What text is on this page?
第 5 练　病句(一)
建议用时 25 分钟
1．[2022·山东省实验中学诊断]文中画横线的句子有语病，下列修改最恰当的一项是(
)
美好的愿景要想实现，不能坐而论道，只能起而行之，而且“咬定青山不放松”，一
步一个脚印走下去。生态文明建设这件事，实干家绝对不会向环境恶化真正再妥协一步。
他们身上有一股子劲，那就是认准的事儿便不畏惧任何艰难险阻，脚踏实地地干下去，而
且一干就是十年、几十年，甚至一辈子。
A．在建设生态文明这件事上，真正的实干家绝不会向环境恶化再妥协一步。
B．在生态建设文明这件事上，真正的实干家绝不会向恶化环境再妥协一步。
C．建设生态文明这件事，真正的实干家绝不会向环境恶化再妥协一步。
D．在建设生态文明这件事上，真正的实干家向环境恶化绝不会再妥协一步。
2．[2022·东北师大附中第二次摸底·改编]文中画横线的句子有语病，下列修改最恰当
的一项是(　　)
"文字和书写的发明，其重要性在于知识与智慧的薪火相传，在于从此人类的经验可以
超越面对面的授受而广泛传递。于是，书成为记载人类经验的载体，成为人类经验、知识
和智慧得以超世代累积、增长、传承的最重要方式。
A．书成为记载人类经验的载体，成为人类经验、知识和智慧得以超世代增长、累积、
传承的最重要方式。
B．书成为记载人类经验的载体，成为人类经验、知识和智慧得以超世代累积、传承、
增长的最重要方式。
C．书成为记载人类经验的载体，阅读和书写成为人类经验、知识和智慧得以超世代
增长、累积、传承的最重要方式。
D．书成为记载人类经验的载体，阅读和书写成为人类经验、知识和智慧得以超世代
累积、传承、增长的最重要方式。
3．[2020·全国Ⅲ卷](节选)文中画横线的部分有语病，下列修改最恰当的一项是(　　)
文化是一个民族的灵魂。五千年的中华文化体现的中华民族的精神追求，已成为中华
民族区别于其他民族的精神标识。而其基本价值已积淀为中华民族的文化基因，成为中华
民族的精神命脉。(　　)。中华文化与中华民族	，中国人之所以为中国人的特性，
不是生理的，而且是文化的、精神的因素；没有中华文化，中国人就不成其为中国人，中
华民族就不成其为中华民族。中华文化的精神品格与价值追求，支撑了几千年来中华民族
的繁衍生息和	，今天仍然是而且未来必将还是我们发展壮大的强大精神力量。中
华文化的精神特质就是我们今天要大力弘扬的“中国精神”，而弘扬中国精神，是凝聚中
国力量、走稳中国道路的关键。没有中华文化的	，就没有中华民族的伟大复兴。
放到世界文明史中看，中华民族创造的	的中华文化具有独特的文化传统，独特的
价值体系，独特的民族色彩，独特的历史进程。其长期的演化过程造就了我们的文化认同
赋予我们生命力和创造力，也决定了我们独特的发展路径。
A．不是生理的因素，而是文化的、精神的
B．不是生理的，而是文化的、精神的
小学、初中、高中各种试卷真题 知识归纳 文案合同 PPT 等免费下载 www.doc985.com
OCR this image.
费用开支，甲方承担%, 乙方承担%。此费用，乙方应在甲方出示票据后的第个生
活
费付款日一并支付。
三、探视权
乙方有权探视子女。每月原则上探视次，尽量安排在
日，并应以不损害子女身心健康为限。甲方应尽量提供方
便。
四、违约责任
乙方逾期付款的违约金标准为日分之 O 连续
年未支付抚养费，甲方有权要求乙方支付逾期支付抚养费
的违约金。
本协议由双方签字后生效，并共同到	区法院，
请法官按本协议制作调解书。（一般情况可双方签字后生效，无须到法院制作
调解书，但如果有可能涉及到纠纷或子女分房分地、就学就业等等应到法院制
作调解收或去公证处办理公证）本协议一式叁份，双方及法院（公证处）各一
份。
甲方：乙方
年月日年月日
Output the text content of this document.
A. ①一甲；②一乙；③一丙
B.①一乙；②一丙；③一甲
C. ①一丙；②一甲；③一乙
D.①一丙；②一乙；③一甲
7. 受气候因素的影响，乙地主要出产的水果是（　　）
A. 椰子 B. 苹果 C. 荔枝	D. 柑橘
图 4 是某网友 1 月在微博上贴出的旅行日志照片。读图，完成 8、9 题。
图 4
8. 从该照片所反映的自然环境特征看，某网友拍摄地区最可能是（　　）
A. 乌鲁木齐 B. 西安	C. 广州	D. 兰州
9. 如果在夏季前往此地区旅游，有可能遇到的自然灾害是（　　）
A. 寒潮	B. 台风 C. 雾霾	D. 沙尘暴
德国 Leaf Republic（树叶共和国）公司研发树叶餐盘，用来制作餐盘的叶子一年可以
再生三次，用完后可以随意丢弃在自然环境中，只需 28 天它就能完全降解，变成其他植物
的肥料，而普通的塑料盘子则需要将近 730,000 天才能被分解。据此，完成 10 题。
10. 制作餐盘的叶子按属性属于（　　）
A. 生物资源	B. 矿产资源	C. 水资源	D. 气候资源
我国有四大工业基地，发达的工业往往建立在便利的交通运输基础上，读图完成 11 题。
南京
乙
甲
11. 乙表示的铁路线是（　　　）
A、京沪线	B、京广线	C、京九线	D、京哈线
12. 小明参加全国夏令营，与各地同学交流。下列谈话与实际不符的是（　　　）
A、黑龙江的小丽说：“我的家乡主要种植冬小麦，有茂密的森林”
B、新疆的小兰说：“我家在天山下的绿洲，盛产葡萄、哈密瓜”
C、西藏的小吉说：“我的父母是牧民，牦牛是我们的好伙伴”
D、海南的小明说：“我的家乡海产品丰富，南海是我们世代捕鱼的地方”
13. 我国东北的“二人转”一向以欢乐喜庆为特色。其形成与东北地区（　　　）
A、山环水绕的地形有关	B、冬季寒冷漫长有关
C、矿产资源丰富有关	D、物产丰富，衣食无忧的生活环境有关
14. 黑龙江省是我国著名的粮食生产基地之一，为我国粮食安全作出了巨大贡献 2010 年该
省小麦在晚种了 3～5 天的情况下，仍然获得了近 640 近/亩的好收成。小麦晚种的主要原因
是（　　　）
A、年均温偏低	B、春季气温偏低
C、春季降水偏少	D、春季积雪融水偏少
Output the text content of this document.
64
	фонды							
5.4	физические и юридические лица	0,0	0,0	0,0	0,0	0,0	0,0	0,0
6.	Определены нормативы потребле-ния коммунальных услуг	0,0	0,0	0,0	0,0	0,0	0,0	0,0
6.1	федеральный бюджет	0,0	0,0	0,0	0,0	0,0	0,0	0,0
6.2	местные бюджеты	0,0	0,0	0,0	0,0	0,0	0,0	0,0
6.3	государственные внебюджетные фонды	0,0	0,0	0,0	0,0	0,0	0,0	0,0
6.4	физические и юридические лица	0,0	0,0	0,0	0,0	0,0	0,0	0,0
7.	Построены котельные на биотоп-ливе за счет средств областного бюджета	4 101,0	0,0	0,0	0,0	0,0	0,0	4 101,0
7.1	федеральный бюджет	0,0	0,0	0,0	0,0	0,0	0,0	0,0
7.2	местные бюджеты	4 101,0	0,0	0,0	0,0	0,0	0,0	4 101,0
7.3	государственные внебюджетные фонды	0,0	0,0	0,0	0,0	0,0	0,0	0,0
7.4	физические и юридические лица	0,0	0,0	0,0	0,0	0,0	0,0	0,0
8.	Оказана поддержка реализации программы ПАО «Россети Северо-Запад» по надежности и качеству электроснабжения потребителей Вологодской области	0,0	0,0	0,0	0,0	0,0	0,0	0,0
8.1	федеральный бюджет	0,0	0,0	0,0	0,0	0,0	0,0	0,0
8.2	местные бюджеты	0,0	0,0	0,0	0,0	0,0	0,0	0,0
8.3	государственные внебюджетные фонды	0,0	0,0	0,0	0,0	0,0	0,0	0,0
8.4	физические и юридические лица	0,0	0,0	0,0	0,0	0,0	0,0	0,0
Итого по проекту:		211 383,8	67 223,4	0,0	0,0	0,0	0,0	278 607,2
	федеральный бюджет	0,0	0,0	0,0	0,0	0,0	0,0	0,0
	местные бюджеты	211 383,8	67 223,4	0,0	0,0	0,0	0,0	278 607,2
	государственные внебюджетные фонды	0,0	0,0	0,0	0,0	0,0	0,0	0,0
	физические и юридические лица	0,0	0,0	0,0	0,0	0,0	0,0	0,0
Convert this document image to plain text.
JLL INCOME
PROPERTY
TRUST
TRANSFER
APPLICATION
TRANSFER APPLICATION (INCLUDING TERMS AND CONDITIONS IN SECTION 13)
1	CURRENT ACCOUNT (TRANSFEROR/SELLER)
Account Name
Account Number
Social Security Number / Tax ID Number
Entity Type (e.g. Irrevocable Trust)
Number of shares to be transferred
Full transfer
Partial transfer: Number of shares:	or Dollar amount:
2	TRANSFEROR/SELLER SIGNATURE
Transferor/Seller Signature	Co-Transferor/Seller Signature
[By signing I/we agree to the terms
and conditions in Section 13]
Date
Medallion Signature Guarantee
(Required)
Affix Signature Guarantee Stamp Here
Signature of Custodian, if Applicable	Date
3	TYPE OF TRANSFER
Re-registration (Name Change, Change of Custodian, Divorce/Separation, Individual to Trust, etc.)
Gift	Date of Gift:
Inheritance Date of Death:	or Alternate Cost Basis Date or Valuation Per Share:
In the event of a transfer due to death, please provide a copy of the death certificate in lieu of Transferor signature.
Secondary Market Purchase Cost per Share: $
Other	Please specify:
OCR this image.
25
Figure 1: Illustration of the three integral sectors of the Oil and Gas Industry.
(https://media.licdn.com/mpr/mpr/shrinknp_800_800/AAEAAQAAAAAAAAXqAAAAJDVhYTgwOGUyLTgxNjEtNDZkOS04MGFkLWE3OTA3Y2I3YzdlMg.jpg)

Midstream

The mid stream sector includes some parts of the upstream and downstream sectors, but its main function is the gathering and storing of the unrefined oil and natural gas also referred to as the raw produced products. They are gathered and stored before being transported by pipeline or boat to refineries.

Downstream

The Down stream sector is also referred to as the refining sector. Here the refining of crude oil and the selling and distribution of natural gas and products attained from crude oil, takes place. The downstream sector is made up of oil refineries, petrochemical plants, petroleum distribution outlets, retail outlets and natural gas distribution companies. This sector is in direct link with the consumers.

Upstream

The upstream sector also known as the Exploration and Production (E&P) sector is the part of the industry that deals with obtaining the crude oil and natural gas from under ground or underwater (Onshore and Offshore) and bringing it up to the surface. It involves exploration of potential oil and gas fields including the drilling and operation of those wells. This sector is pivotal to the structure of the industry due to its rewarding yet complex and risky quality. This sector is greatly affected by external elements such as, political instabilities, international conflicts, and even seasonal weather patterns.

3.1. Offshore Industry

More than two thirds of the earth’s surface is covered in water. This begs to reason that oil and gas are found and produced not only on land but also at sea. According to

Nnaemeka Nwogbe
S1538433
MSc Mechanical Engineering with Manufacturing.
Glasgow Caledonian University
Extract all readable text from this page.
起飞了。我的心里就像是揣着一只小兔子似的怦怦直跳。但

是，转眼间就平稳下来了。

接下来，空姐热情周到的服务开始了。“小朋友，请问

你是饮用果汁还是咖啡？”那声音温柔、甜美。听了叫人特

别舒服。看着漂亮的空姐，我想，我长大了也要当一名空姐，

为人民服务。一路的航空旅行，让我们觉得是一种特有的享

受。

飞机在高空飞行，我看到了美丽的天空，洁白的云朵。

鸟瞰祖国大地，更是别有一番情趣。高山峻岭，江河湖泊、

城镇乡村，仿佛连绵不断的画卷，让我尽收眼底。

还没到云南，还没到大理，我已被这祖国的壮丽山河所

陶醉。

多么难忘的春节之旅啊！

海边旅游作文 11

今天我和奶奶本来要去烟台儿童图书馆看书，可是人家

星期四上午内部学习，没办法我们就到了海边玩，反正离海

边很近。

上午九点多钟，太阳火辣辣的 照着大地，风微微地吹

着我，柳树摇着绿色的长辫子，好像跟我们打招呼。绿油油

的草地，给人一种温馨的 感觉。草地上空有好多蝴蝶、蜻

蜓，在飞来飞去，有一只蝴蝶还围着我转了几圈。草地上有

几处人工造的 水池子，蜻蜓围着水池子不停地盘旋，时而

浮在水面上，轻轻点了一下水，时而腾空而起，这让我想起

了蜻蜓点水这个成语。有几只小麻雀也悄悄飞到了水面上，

> _Work to do_: Quote the line that contains "Extract all readable text from this page." and each line after it through the end of the data, exactly, leaving out everything else.

> _Solution to this problem_:
Extract all readable text from this page.
起飞了。我的心里就像是揣着一只小兔子似的怦怦直跳。但

是，转眼间就平稳下来了。

接下来，空姐热情周到的服务开始了。“小朋友，请问

你是饮用果汁还是咖啡？”那声音温柔、甜美。听了叫人特

别舒服。看着漂亮的空姐，我想，我长大了也要当一名空姐，

为人民服务。一路的航空旅行，让我们觉得是一种特有的享

受。

飞机在高空飞行，我看到了美丽的天空，洁白的云朵。

鸟瞰祖国大地，更是别有一番情趣。高山峻岭，江河湖泊、

城镇乡村，仿佛连绵不断的画卷，让我尽收眼底。

还没到云南，还没到大理，我已被这祖国的壮丽山河所

陶醉。

多么难忘的春节之旅啊！

海边旅游作文 11

今天我和奶奶本来要去烟台儿童图书馆看书，可是人家

星期四上午内部学习，没办法我们就到了海边玩，反正离海

边很近。

上午九点多钟，太阳火辣辣的 照着大地，风微微地吹

着我，柳树摇着绿色的长辫子，好像跟我们打招呼。绿油油

的草地，给人一种温馨的 感觉。草地上空有好多蝴蝶、蜻

蜓，在飞来飞去，有一只蝴蝶还围着我转了几圈。草地上有

几处人工造的 水池子，蜻蜓围着水池子不停地盘旋，时而

浮在水面上，轻轻点了一下水，时而腾空而起，这让我想起

了蜻蜓点水这个成语。有几只小麻雀也悄悄飞到了水面上，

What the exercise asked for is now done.